• [Job]
Carry none of the pictures over; set down the material below exactly.

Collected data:
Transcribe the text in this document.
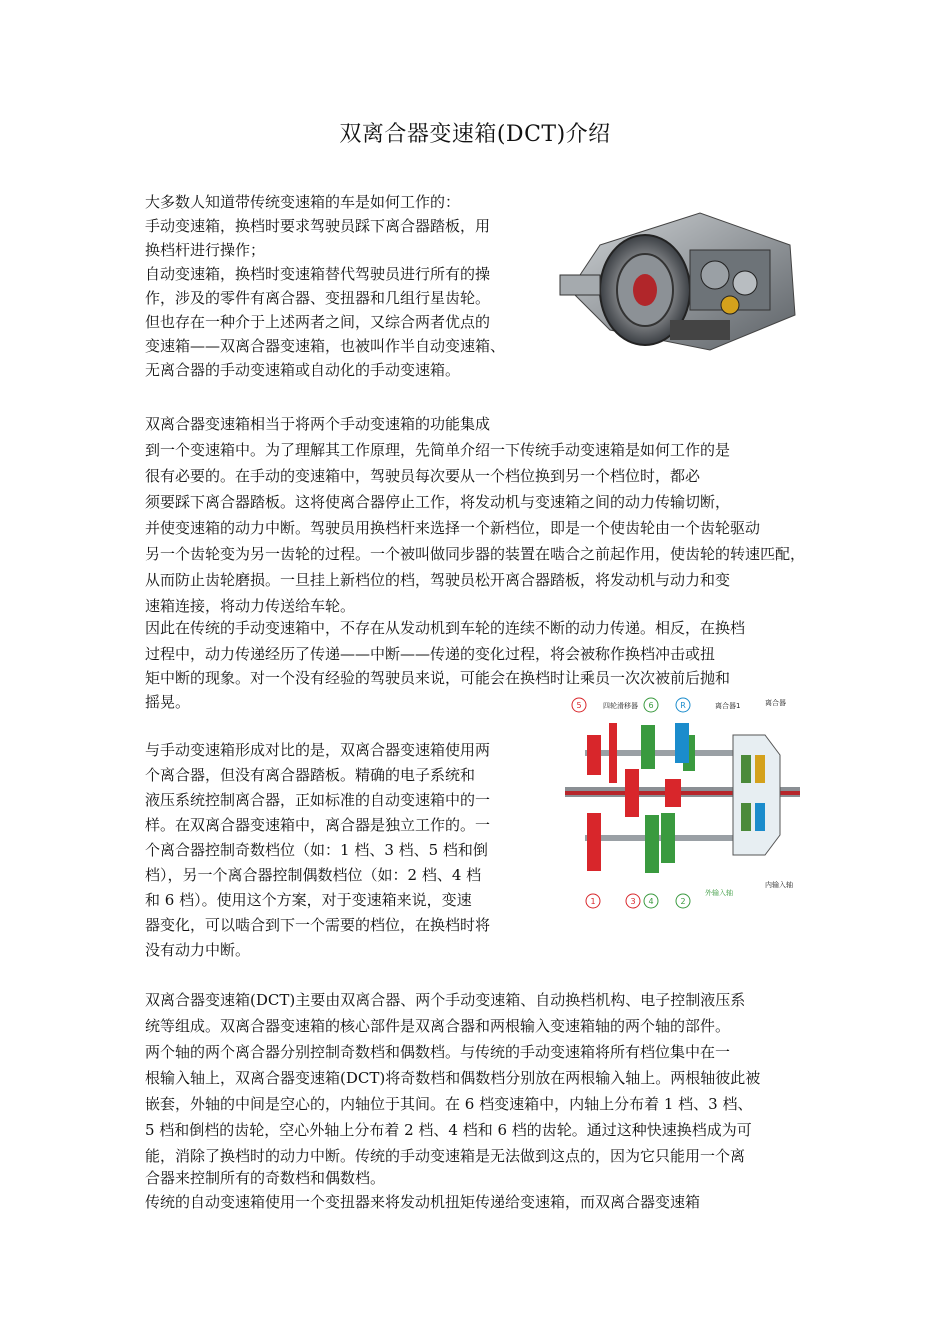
双离合器变速箱(DCT)介绍
大多数人知道带传统变速箱的车是如何工作的：
手动变速箱，换档时要求驾驶员踩下离合器踏板，用
换档杆进行操作；
自动变速箱，换档时变速箱替代驾驶员进行所有的操
作，涉及的零件有离合器、变扭器和几组行星齿轮。
但也存在一种介于上述两者之间，又综合两者优点的
变速箱——双离合器变速箱，也被叫作半自动变速箱、
无离合器的手动变速箱或自动化的手动变速箱。
双离合器变速箱相当于将两个手动变速箱的功能集成
到一个变速箱中。为了理解其工作原理，先简单介绍一下传统手动变速箱是如何工作的是
很有必要的。在手动的变速箱中，驾驶员每次要从一个档位换到另一个档位时，都必
须要踩下离合器踏板。这将使离合器停止工作，将发动机与变速箱之间的动力传输切断，
并使变速箱的动力中断。驾驶员用换档杆来选择一个新档位，即是一个使齿轮由一个齿轮驱动
另一个齿轮变为另一齿轮的过程。一个被叫做同步器的装置在啮合之前起作用，使齿轮的转速匹配，
从而防止齿轮磨损。一旦挂上新档位的档，驾驶员松开离合器踏板，将发动机与动力和变
速箱连接，将动力传送给车轮。
因此在传统的手动变速箱中，不存在从发动机到车轮的连续不断的动力传递。相反，在换档
过程中，动力传递经历了传递——中断——传递的变化过程，将会被称作换档冲击或扭
矩中断的现象。对一个没有经验的驾驶员来说，可能会在换档时让乘员一次次被前后抛和
摇晃。	5	四轮滑移器 6	R	离合器1	离合器
1	3 4	2
外输入轴
内输入轴
与手动变速箱形成对比的是，双离合器变速箱使用两
个离合器，但没有离合器踏板。精确的电子系统和
液压系统控制离合器，正如标准的自动变速箱中的一
样。在双离合器变速箱中，离合器是独立工作的。一
个离合器控制奇数档位（如：1 档、3 档、5 档和倒
档），另一个离合器控制偶数档位（如：2 档、4 档
和 6 档）。使用这个方案，对于变速箱来说，变速
器变化，可以啮合到下一个需要的档位，在换档时将
没有动力中断。
双离合器变速箱(DCT)主要由双离合器、两个手动变速箱、自动换档机构、电子控制液压系
统等组成。双离合器变速箱的核心部件是双离合器和两根输入变速箱轴的两个轴的部件。
两个轴的两个离合器分别控制奇数档和偶数档。与传统的手动变速箱将所有档位集中在一
根输入轴上，双离合器变速箱(DCT)将奇数档和偶数档分别放在两根输入轴上。两根轴彼此被
嵌套，外轴的中间是空心的，内轴位于其间。在 6 档变速箱中，内轴上分布着 1 档、3 档、
5 档和倒档的齿轮，空心外轴上分布着 2 档、4 档和 6 档的齿轮。通过这种快速换档成为可
能，消除了换档时的动力中断。传统的手动变速箱是无法做到这点的，因为它只能用一个离
合器来控制所有的奇数档和偶数档。
传统的自动变速箱使用一个变扭器来将发动机扭矩传递给变速箱，而双离合器变速箱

• [Expected output]
Transcribe the text in this document.
双离合器变速箱(DCT)介绍
大多数人知道带传统变速箱的车是如何工作的：
手动变速箱，换档时要求驾驶员踩下离合器踏板，用
换档杆进行操作；
自动变速箱，换档时变速箱替代驾驶员进行所有的操
作，涉及的零件有离合器、变扭器和几组行星齿轮。
但也存在一种介于上述两者之间，又综合两者优点的
变速箱——双离合器变速箱，也被叫作半自动变速箱、
无离合器的手动变速箱或自动化的手动变速箱。
双离合器变速箱相当于将两个手动变速箱的功能集成
到一个变速箱中。为了理解其工作原理，先简单介绍一下传统手动变速箱是如何工作的是
很有必要的。在手动的变速箱中，驾驶员每次要从一个档位换到另一个档位时，都必
须要踩下离合器踏板。这将使离合器停止工作，将发动机与变速箱之间的动力传输切断，
并使变速箱的动力中断。驾驶员用换档杆来选择一个新档位，即是一个使齿轮由一个齿轮驱动
另一个齿轮变为另一齿轮的过程。一个被叫做同步器的装置在啮合之前起作用，使齿轮的转速匹配，
从而防止齿轮磨损。一旦挂上新档位的档，驾驶员松开离合器踏板，将发动机与动力和变
速箱连接，将动力传送给车轮。
因此在传统的手动变速箱中，不存在从发动机到车轮的连续不断的动力传递。相反，在换档
过程中，动力传递经历了传递——中断——传递的变化过程，将会被称作换档冲击或扭
矩中断的现象。对一个没有经验的驾驶员来说，可能会在换档时让乘员一次次被前后抛和
摇晃。	5	四轮滑移器 6	R	离合器1	离合器
1	3 4	2
外输入轴
内输入轴
与手动变速箱形成对比的是，双离合器变速箱使用两
个离合器，但没有离合器踏板。精确的电子系统和
液压系统控制离合器，正如标准的自动变速箱中的一
样。在双离合器变速箱中，离合器是独立工作的。一
个离合器控制奇数档位（如：1 档、3 档、5 档和倒
档），另一个离合器控制偶数档位（如：2 档、4 档
和 6 档）。使用这个方案，对于变速箱来说，变速
器变化，可以啮合到下一个需要的档位，在换档时将
没有动力中断。
双离合器变速箱(DCT)主要由双离合器、两个手动变速箱、自动换档机构、电子控制液压系
统等组成。双离合器变速箱的核心部件是双离合器和两根输入变速箱轴的两个轴的部件。
两个轴的两个离合器分别控制奇数档和偶数档。与传统的手动变速箱将所有档位集中在一
根输入轴上，双离合器变速箱(DCT)将奇数档和偶数档分别放在两根输入轴上。两根轴彼此被
嵌套，外轴的中间是空心的，内轴位于其间。在 6 档变速箱中，内轴上分布着 1 档、3 档、
5 档和倒档的齿轮，空心外轴上分布着 2 档、4 档和 6 档的齿轮。通过这种快速换档成为可
能，消除了换档时的动力中断。传统的手动变速箱是无法做到这点的，因为它只能用一个离
合器来控制所有的奇数档和偶数档。
传统的自动变速箱使用一个变扭器来将发动机扭矩传递给变速箱，而双离合器变速箱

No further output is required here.